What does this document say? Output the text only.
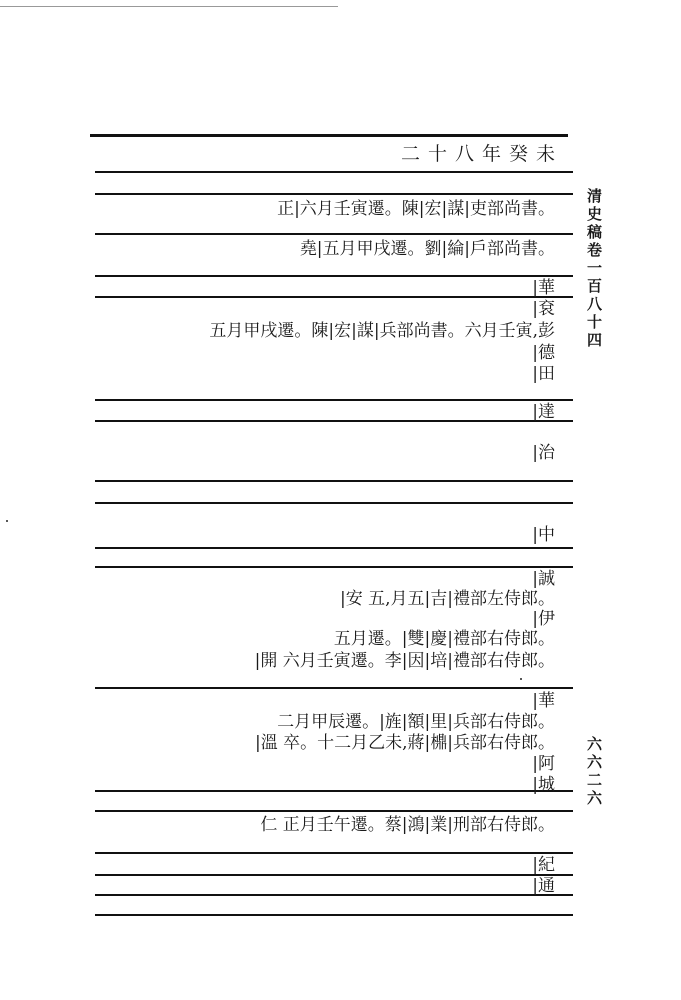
二十八年癸未
正|六月壬寅遷。陳|宏|謀|吏部尚書。
堯|五月甲戌遷。劉|綸|戶部尚書。
|華
|袞
五月甲戌遷。陳|宏|謀|兵部尚書。六月壬寅,彭
|德
|田
|達
|治
|中
|誠
|安 五,月五|吉|禮部左侍郎。
|伊
五月遷。|雙|慶|禮部右侍郎。
|開 六月壬寅遷。李|因|培|禮部右侍郎。
|華
二月甲辰遷。|旌|額|里|兵部右侍郎。
|溫 卒。十二月乙未,蔣|檙|兵部右侍郎。
|阿
|城
仁 正月壬午遷。蔡|鴻|業|刑部右侍郎。
|紀
|通
清史稿卷一百八十四
六六二六
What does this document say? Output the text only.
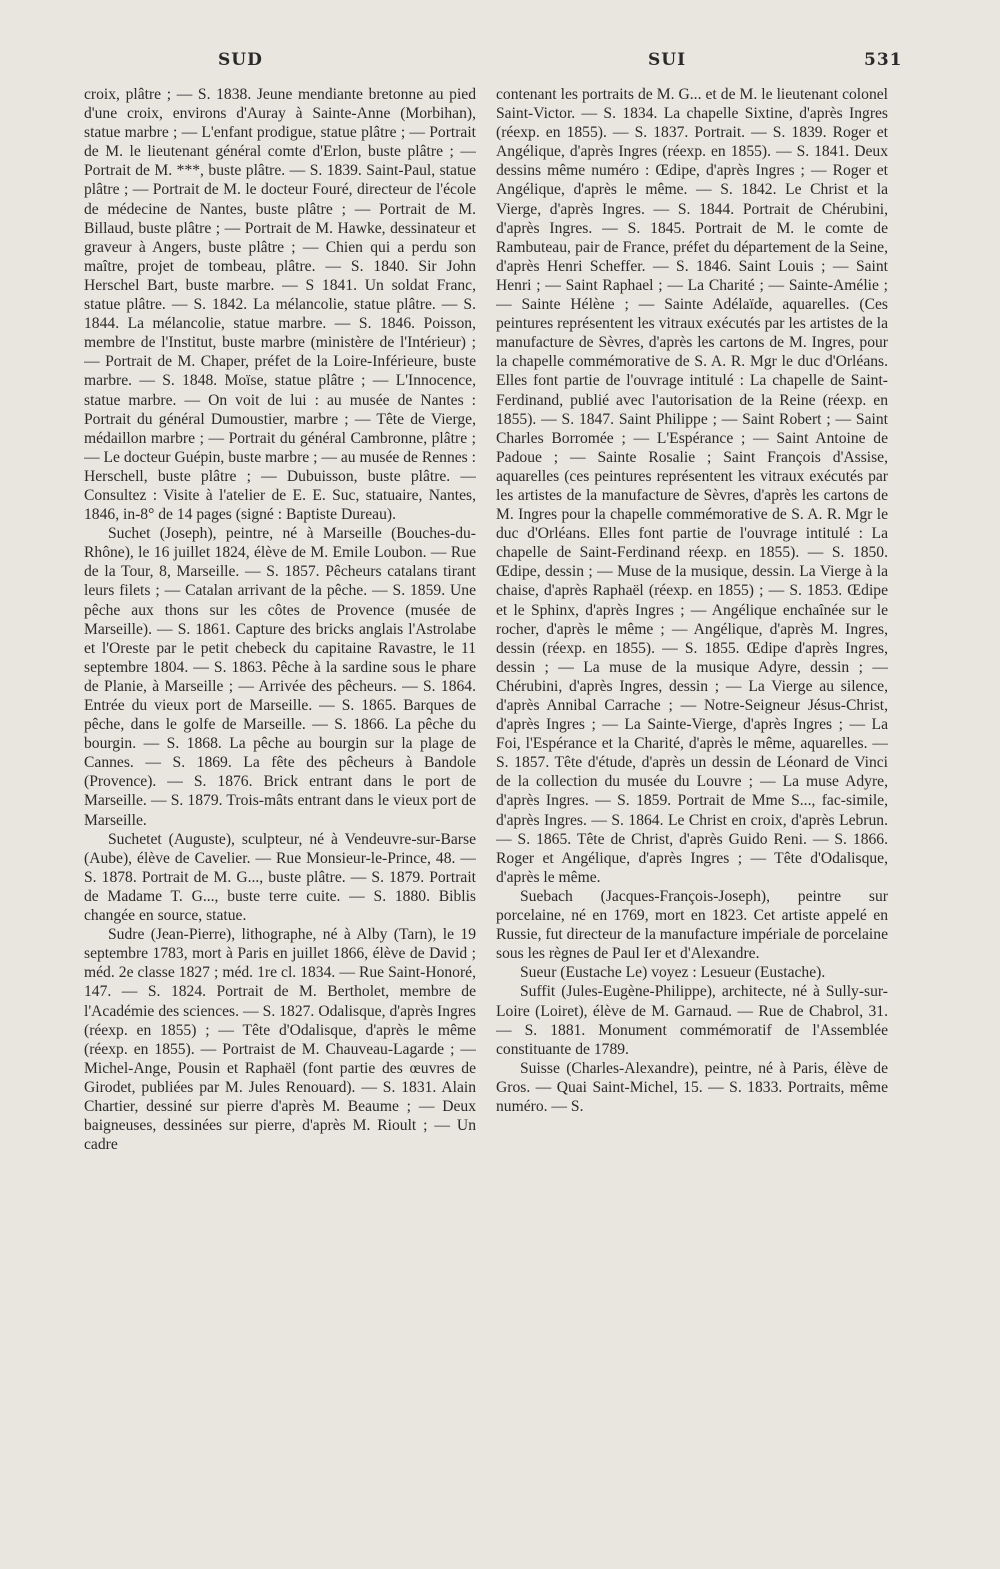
SUD	SUI	531

croix, plâtre ; — S. 1838. Jeune mendiante bretonne au pied d'une croix, environs d'Auray à Sainte-Anne (Morbihan), statue marbre ; — L'enfant prodigue, statue plâtre ; — Portrait de M. le lieutenant général comte d'Erlon, buste plâtre ; — Portrait de M. ***, buste plâtre. — S. 1839. Saint-Paul, statue plâtre ; — Portrait de M. le docteur Fouré, directeur de l'école de médecine de Nantes, buste plâtre ; — Portrait de M. Billaud, buste plâtre ; — Portrait de M. Hawke, dessinateur et graveur à Angers, buste plâtre ; — Chien qui a perdu son maître, projet de tombeau, plâtre. — S. 1840. Sir John Herschel Bart, buste marbre. — S 1841. Un soldat Franc, statue plâtre. — S. 1842. La mélancolie, statue plâtre. — S. 1844. La mélancolie, statue marbre. — S. 1846. Poisson, membre de l'Institut, buste marbre (ministère de l'Intérieur) ; — Portrait de M. Chaper, préfet de la Loire-Inférieure, buste marbre. — S. 1848. Moïse, statue plâtre ; — L'Innocence, statue marbre. — On voit de lui : au musée de Nantes : Portrait du général Dumoustier, marbre ; — Tête de Vierge, médaillon marbre ; — Portrait du général Cambronne, plâtre ; — Le docteur Guépin, buste marbre ; — au musée de Rennes : Herschell, buste plâtre ; — Dubuisson, buste plâtre. — Consultez : Visite à l'atelier de E. E. Suc, statuaire, Nantes, 1846, in-8° de 14 pages (signé : Baptiste Dureau).

Suchet (Joseph), peintre, né à Marseille (Bouches-du-Rhône), le 16 juillet 1824, élève de M. Emile Loubon. — Rue de la Tour, 8, Marseille. — S. 1857. Pêcheurs catalans tirant leurs filets ; — Catalan arrivant de la pêche. — S. 1859. Une pêche aux thons sur les côtes de Provence (musée de Marseille). — S. 1861. Capture des bricks anglais l'Astrolabe et l'Oreste par le petit chebeck du capitaine Ravastre, le 11 septembre 1804. — S. 1863. Pêche à la sardine sous le phare de Planie, à Marseille ; — Arrivée des pêcheurs. — S. 1864. Entrée du vieux port de Marseille. — S. 1865. Barques de pêche, dans le golfe de Marseille. — S. 1866. La pêche du bourgin. — S. 1868. La pêche au bourgin sur la plage de Cannes. — S. 1869. La fête des pêcheurs à Bandole (Provence). — S. 1876. Brick entrant dans le port de Marseille. — S. 1879. Trois-mâts entrant dans le vieux port de Marseille.

Suchetet (Auguste), sculpteur, né à Vendeuvre-sur-Barse (Aube), élève de Cavelier. — Rue Monsieur-le-Prince, 48. — S. 1878. Portrait de M. G..., buste plâtre. — S. 1879. Portrait de Madame T. G..., buste terre cuite. — S. 1880. Biblis changée en source, statue.

Sudre (Jean-Pierre), lithographe, né à Alby (Tarn), le 19 septembre 1783, mort à Paris en juillet 1866, élève de David ; méd. 2e classe 1827 ; méd. 1re cl. 1834. — Rue Saint-Honoré, 147. — S. 1824. Portrait de M. Bertholet, membre de l'Académie des sciences. — S. 1827. Odalisque, d'après Ingres (réexp. en 1855) ; — Tête d'Odalisque, d'après le même (réexp. en 1855). — Portraist de M. Chauveau-Lagarde ; — Michel-Ange, Pousin et Raphaël (font partie des œuvres de Girodet, publiées par M. Jules Renouard). — S. 1831. Alain Chartier, dessiné sur pierre d'après M. Beaume ; — Deux baigneuses, dessinées sur pierre, d'après M. Rioult ; — Un cadre

contenant les portraits de M. G... et de M. le lieutenant colonel Saint-Victor. — S. 1834. La chapelle Sixtine, d'après Ingres (réexp. en 1855). — S. 1837. Portrait. — S. 1839. Roger et Angélique, d'après Ingres (réexp. en 1855). — S. 1841. Deux dessins même numéro : Œdipe, d'après Ingres ; — Roger et Angélique, d'après le même. — S. 1842. Le Christ et la Vierge, d'après Ingres. — S. 1844. Portrait de Chérubini, d'après Ingres. — S. 1845. Portrait de M. le comte de Rambuteau, pair de France, préfet du département de la Seine, d'après Henri Scheffer. — S. 1846. Saint Louis ; — Saint Henri ; — Saint Raphael ; — La Charité ; — Sainte-Amélie ; — Sainte Hélène ; — Sainte Adélaïde, aquarelles. (Ces peintures représentent les vitraux exécutés par les artistes de la manufacture de Sèvres, d'après les cartons de M. Ingres, pour la chapelle commémorative de S. A. R. Mgr le duc d'Orléans. Elles font partie de l'ouvrage intitulé : La chapelle de Saint-Ferdinand, publié avec l'autorisation de la Reine (réexp. en 1855). — S. 1847. Saint Philippe ; — Saint Robert ; — Saint Charles Borromée ; — L'Espérance ; — Saint Antoine de Padoue ; — Sainte Rosalie ; Saint François d'Assise, aquarelles (ces peintures représentent les vitraux exécutés par les artistes de la manufacture de Sèvres, d'après les cartons de M. Ingres pour la chapelle commémorative de S. A. R. Mgr le duc d'Orléans. Elles font partie de l'ouvrage intitulé : La chapelle de Saint-Ferdinand réexp. en 1855). — S. 1850. Œdipe, dessin ; — Muse de la musique, dessin. La Vierge à la chaise, d'après Raphaël (réexp. en 1855) ; — S. 1853. Œdipe et le Sphinx, d'après Ingres ; — Angélique enchaînée sur le rocher, d'après le même ; — Angélique, d'après M. Ingres, dessin (réexp. en 1855). — S. 1855. Œdipe d'après Ingres, dessin ; — La muse de la musique Adyre, dessin ; — Chérubini, d'après Ingres, dessin ; — La Vierge au silence, d'après Annibal Carrache ; — Notre-Seigneur Jésus-Christ, d'après Ingres ; — La Sainte-Vierge, d'après Ingres ; — La Foi, l'Espérance et la Charité, d'après le même, aquarelles. — S. 1857. Tête d'étude, d'après un dessin de Léonard de Vinci de la collection du musée du Louvre ; — La muse Adyre, d'après Ingres. — S. 1859. Portrait de Mme S..., fac-simile, d'après Ingres. — S. 1864. Le Christ en croix, d'après Lebrun. — S. 1865. Tête de Christ, d'après Guido Reni. — S. 1866. Roger et Angélique, d'après Ingres ; — Tête d'Odalisque, d'après le même.

Suebach (Jacques-François-Joseph), peintre sur porcelaine, né en 1769, mort en 1823. Cet artiste appelé en Russie, fut directeur de la manufacture impériale de porcelaine sous les règnes de Paul Ier et d'Alexandre.

Sueur (Eustache Le) voyez : Lesueur (Eustache).

Suffit (Jules-Eugène-Philippe), architecte, né à Sully-sur-Loire (Loiret), élève de M. Garnaud. — Rue de Chabrol, 31. — S. 1881. Monument commémoratif de l'Assemblée constituante de 1789.

Suisse (Charles-Alexandre), peintre, né à Paris, élève de Gros. — Quai Saint-Michel, 15. — S. 1833. Portraits, même numéro. — S.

YOUR INSTRUCTIONS ▸ Write out every line of the listing that holds the word "directeur".

COMPLETED TASK ▸
croix, plâtre ; — S. 1838. Jeune mendiante bretonne au pied d'une croix, environs d'Auray à Sainte-Anne (Morbihan), statue marbre ; — L'enfant prodigue, statue plâtre ; — Portrait de M. le lieutenant général comte d'Erlon, buste plâtre ; — Portrait de M. ***, buste plâtre. — S. 1839. Saint-Paul, statue plâtre ; — Portrait de M. le docteur Fouré, directeur de l'école de médecine de Nantes, buste plâtre ; — Portrait de M. Billaud, buste plâtre ; — Portrait de M. Hawke, dessinateur et graveur à Angers, buste plâtre ; — Chien qui a perdu son maître, projet de tombeau, plâtre. — S. 1840. Sir John Herschel Bart, buste marbre. — S 1841. Un soldat Franc, statue plâtre. — S. 1842. La mélancolie, statue plâtre. — S. 1844. La mélancolie, statue marbre. — S. 1846. Poisson, membre de l'Institut, buste marbre (ministère de l'Intérieur) ; — Portrait de M. Chaper, préfet de la Loire-Inférieure, buste marbre. — S. 1848. Moïse, statue plâtre ; — L'Innocence, statue marbre. — On voit de lui : au musée de Nantes : Portrait du général Dumoustier, marbre ; — Tête de Vierge, médaillon marbre ; — Portrait du général Cambronne, plâtre ; — Le docteur Guépin, buste marbre ; — au musée de Rennes : Herschell, buste plâtre ; — Dubuisson, buste plâtre. — Consultez : Visite à l'atelier de E. E. Suc, statuaire, Nantes, 1846, in-8° de 14 pages (signé : Baptiste Dureau).
Suebach (Jacques-François-Joseph), peintre sur porcelaine, né en 1769, mort en 1823. Cet artiste appelé en Russie, fut directeur de la manufacture impériale de porcelaine sous les règnes de Paul Ier et d'Alexandre.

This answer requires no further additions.